* [Data excerpts]:
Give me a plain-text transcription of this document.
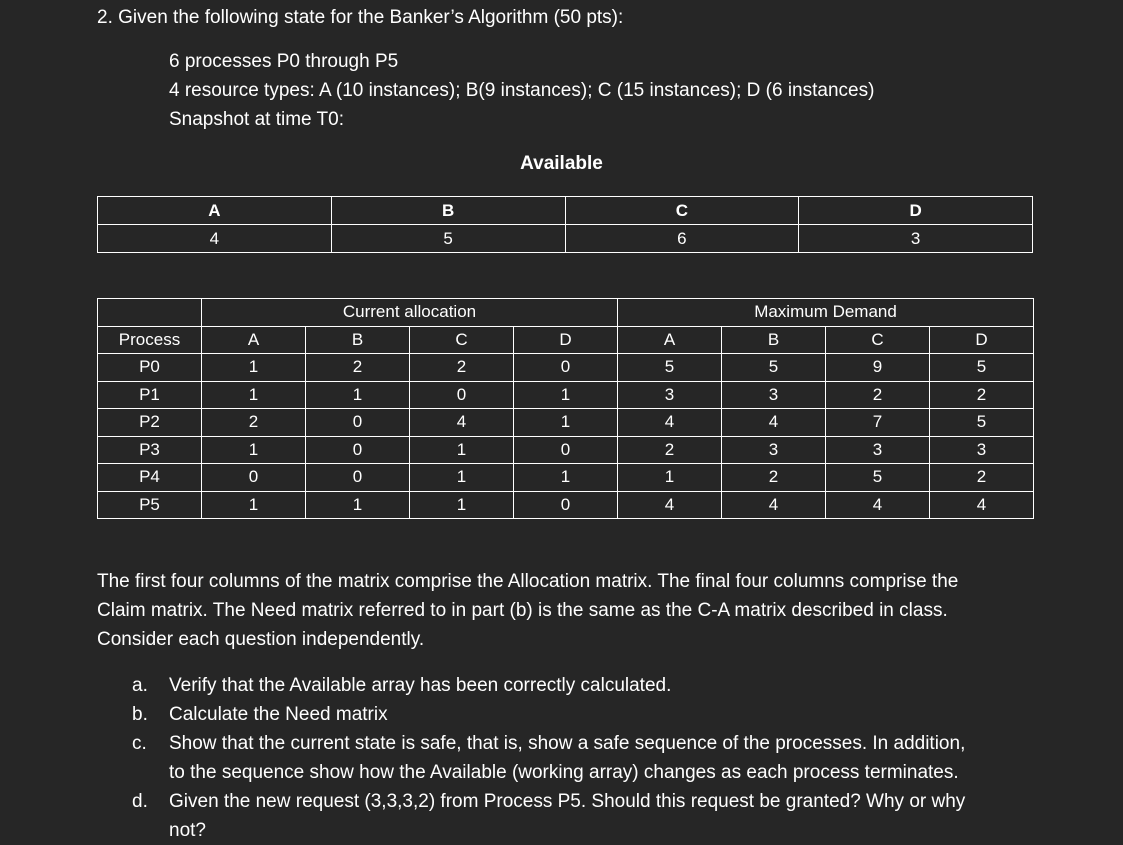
2. Given the following state for the Banker’s Algorithm (50 pts):
6 processes P0 through P5
4 resource types: A (10 instances); B(9 instances); C (15 instances); D (6 instances)
Snapshot at time T0:
Available
A	B	C	D
4	5	6	3
	Current allocation				Maximum Demand			
Process	A	B	C	D	A	B	C	D
P0	1	2	2	0	5	5	9	5
P1	1	1	0	1	3	3	2	2
P2	2	0	4	1	4	4	7	5
P3	1	0	1	0	2	3	3	3
P4	0	0	1	1	1	2	5	2
P5	1	1	1	0	4	4	4	4
The first four columns of the matrix comprise the Allocation matrix. The final four columns comprise the
Claim matrix. The Need matrix referred to in part (b) is the same as the C-A matrix described in class.
Consider each question independently.
a. Verify that the Available array has been correctly calculated.
b. Calculate the Need matrix
c. Show that the current state is safe, that is, show a safe sequence of the processes. In addition,
to the sequence show how the Available (working array) changes as each process terminates.
d. Given the new request (3,3,3,2) from Process P5. Should this request be granted? Why or why
not?
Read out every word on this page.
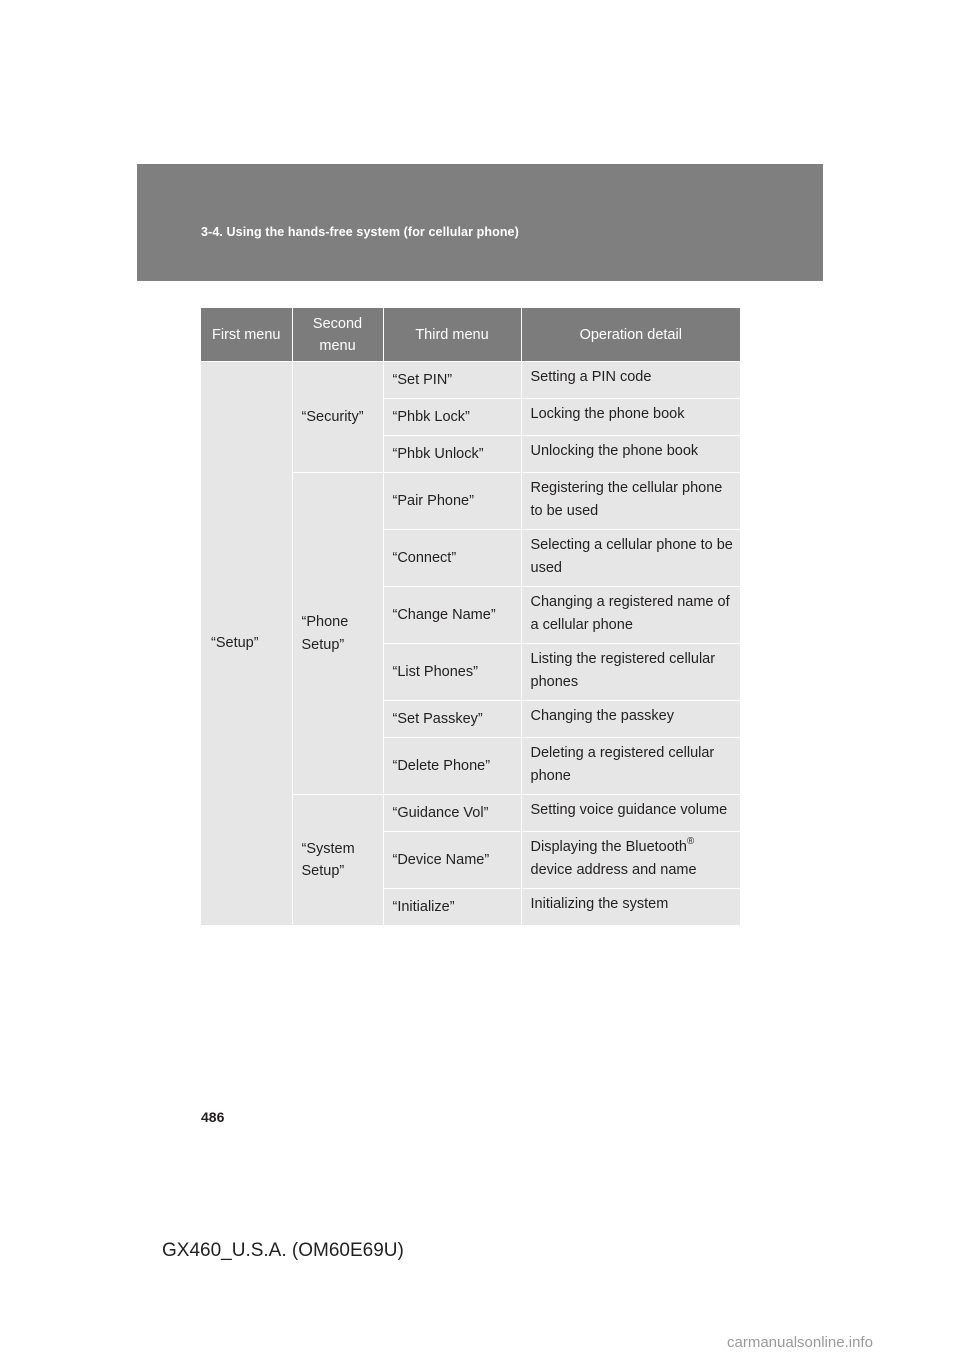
3-4. Using the hands-free system (for cellular phone)
First menu	Second menu	Third menu	Operation detail
“Setup”	“Security”	“Set PIN”	Setting a PIN code
		“Phbk Lock”	Locking the phone book
		“Phbk Unlock”	Unlocking the phone book
	“Phone Setup”	“Pair Phone”	Registering the cellular phone to be used
		“Connect”	Selecting a cellular phone to be used
		“Change Name”	Changing a registered name of a cellular phone
		“List Phones”	Listing the registered cellular phones
		“Set Passkey”	Changing the passkey
		“Delete Phone”	Deleting a registered cellular phone
	“System Setup”	“Guidance Vol”	Setting voice guidance volume
		“Device Name”	Displaying the Bluetooth® device address and name
		“Initialize”	Initializing the system
486
GX460_U.S.A. (OM60E69U)
carmanualsonline.info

* [Given exercise]:
Identify the lines above that contain the word "used", then copy them.

* [Answer to this exercise]:
	“Phone Setup”	“Pair Phone”	Registering the cellular phone to be used
		“Connect”	Selecting a cellular phone to be used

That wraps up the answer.